Keep only the lines of the listing that include the word "ธเนศ", and copy them.

(Dataset records)
*****
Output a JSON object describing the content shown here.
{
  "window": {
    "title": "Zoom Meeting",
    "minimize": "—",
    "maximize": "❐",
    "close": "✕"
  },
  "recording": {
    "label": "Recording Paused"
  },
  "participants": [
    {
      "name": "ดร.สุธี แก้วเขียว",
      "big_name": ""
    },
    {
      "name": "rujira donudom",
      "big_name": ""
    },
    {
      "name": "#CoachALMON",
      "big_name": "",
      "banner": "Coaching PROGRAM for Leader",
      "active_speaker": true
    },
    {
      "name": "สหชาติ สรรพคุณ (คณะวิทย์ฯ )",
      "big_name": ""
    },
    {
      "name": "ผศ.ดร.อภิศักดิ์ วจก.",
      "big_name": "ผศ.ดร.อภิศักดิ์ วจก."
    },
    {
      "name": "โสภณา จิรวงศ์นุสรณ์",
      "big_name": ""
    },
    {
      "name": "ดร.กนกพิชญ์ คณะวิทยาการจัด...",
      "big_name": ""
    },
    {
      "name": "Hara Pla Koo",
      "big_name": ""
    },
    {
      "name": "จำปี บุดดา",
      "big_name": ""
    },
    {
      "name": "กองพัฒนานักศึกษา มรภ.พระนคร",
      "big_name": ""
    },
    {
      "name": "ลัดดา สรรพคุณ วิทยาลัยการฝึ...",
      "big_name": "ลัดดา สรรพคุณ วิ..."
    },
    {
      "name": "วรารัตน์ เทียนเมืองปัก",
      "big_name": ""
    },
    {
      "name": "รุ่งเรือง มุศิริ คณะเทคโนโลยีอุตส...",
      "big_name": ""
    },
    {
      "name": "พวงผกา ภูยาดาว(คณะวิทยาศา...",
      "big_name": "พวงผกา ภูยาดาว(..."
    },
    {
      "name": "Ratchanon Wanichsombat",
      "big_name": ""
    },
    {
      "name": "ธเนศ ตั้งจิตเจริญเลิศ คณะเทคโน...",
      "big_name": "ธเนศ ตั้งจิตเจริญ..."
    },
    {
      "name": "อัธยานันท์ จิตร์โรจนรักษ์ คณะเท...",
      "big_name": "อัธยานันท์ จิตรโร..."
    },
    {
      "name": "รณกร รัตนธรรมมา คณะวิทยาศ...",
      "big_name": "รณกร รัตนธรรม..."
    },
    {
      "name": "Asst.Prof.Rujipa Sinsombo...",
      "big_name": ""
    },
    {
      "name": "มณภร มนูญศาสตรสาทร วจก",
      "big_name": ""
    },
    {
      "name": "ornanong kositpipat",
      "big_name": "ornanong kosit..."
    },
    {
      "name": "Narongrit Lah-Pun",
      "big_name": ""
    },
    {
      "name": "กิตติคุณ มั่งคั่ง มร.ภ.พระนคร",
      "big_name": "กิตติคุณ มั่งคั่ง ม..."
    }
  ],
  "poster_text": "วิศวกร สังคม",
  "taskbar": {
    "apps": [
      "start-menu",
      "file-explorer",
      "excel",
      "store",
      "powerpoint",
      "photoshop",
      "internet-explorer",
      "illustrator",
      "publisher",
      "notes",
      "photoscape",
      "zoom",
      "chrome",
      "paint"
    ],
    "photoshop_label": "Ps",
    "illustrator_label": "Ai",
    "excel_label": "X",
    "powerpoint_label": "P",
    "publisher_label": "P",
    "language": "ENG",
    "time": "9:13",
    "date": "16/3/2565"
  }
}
*****
* **TASK ANSWER**
      "name": "ธเนศ ตั้งจิตเจริญเลิศ คณะเทคโน...",
      "big_name": "ธเนศ ตั้งจิตเจริญ..."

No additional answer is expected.